Direction
In the entries, find all lines that hold the word "macht" and copy them.

Records provided
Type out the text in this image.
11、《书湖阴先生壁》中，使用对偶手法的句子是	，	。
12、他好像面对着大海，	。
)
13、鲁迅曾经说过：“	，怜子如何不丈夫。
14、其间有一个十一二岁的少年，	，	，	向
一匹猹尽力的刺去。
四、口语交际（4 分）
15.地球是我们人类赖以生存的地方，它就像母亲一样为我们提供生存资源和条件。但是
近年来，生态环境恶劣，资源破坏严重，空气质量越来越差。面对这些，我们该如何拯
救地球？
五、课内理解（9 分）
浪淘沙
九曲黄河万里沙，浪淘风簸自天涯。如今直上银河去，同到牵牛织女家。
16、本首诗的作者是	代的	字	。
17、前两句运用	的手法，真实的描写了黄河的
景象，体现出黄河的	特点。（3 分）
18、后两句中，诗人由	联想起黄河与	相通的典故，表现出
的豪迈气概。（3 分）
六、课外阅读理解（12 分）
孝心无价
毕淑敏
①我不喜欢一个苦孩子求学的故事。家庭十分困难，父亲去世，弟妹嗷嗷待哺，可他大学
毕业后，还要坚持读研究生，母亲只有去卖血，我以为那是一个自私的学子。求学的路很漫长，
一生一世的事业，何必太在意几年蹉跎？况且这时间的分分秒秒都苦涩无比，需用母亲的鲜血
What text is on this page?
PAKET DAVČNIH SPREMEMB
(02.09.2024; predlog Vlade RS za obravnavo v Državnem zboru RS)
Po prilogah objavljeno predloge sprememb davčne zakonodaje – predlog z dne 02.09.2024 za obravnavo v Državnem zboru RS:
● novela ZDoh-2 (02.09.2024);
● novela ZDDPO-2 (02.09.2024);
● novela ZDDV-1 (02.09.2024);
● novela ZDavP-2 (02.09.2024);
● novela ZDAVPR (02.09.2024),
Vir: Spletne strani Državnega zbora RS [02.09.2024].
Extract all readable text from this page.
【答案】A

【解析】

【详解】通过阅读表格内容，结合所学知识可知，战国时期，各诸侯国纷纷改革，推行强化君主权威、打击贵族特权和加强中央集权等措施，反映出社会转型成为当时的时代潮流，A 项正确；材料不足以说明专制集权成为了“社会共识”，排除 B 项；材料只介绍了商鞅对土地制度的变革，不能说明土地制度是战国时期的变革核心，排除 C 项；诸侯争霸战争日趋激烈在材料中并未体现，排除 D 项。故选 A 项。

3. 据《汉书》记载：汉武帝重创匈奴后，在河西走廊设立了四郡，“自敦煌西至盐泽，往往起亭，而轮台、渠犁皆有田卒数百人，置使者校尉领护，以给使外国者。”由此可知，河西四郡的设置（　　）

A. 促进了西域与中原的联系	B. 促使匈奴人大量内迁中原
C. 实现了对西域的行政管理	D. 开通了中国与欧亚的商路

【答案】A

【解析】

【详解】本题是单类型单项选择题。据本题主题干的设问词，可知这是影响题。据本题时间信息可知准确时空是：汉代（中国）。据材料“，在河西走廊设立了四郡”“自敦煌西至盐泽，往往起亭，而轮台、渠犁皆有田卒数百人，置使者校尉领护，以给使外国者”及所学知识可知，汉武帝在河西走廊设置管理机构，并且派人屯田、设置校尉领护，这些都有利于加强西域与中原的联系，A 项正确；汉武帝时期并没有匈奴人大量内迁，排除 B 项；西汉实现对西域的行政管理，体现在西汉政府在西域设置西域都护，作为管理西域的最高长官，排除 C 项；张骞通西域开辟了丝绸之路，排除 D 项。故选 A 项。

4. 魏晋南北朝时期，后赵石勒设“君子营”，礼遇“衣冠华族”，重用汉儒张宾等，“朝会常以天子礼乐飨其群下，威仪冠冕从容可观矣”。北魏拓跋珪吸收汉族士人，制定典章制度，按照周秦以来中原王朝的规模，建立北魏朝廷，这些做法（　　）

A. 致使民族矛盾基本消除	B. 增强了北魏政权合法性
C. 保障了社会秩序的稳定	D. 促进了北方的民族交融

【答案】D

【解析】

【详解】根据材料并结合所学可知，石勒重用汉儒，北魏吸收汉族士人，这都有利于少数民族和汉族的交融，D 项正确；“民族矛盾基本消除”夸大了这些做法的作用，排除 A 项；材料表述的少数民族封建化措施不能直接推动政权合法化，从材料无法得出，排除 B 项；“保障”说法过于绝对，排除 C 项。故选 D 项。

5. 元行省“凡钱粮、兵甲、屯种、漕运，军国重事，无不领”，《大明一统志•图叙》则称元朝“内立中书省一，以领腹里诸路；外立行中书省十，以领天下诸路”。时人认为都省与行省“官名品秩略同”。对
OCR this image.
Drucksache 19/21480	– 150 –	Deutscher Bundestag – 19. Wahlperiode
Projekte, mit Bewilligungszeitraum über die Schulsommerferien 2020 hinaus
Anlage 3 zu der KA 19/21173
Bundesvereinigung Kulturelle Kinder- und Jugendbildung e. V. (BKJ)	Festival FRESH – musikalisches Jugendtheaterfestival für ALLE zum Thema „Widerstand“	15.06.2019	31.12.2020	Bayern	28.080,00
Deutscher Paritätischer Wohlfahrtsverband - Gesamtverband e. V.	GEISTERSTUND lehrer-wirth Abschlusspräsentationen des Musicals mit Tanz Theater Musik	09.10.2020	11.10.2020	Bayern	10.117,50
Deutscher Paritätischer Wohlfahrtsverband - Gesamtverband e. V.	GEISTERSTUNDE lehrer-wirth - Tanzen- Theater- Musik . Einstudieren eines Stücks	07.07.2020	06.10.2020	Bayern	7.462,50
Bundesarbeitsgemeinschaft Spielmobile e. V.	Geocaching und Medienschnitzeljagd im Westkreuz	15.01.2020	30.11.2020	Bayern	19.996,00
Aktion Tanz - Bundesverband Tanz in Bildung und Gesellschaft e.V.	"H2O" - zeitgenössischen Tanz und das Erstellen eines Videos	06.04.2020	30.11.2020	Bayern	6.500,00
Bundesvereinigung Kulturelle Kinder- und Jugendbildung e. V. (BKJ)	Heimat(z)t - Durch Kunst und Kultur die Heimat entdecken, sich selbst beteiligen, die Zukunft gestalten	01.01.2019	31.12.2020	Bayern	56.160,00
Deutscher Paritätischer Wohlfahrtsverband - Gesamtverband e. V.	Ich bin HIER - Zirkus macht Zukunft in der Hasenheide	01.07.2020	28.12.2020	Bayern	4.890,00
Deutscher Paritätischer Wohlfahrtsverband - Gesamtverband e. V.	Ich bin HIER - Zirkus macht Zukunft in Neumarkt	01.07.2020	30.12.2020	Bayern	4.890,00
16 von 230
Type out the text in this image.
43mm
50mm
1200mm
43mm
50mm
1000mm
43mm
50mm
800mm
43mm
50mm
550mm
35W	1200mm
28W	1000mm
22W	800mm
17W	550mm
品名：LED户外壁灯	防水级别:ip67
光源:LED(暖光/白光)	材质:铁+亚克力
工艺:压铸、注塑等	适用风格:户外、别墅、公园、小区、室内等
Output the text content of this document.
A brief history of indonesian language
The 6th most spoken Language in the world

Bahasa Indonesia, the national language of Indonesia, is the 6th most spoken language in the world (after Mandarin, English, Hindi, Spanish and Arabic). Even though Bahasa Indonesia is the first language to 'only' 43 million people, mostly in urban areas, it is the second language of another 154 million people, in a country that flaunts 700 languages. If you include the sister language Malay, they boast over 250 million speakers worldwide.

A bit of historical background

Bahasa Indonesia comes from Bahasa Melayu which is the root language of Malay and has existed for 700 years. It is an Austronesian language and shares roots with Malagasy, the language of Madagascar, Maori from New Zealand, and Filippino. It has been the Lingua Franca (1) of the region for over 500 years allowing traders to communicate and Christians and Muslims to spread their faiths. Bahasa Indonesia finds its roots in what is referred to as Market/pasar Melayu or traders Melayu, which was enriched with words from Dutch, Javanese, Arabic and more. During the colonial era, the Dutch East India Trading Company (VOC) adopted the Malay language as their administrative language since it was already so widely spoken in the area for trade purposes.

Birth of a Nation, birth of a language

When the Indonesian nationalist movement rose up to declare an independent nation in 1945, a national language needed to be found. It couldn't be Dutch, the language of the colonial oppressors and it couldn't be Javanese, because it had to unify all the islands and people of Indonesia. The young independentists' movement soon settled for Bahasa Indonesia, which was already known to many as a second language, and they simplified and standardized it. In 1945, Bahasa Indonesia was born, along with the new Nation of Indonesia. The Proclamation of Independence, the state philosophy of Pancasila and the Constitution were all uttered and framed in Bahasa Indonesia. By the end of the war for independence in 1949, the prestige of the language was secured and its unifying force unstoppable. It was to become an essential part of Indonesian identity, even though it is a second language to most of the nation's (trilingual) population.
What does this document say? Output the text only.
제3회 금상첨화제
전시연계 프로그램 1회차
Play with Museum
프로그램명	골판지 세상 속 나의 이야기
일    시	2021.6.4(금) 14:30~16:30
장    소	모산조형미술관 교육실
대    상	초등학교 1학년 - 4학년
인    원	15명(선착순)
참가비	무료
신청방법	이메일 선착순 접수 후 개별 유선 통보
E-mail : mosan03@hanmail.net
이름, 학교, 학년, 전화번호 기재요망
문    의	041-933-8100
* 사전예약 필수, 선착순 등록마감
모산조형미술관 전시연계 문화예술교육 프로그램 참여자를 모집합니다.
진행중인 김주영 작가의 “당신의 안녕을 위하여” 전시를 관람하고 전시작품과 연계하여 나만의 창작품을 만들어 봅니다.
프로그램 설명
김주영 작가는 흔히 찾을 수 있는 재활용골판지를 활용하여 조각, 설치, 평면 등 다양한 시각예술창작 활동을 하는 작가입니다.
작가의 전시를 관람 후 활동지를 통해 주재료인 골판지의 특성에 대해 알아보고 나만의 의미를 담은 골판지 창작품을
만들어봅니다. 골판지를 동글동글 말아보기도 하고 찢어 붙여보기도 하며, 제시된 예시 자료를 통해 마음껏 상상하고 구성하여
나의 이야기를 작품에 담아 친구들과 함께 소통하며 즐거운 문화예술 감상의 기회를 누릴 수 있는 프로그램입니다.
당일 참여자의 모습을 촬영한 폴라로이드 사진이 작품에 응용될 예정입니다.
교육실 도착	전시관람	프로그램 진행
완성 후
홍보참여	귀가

Result
Deutscher Paritätischer Wohlfahrtsverband - Gesamtverband e. V.	Ich bin HIER - Zirkus macht Zukunft in der Hasenheide	01.07.2020	28.12.2020	Bayern	4.890,00
Deutscher Paritätischer Wohlfahrtsverband - Gesamtverband e. V.	Ich bin HIER - Zirkus macht Zukunft in Neumarkt	01.07.2020	30.12.2020	Bayern	4.890,00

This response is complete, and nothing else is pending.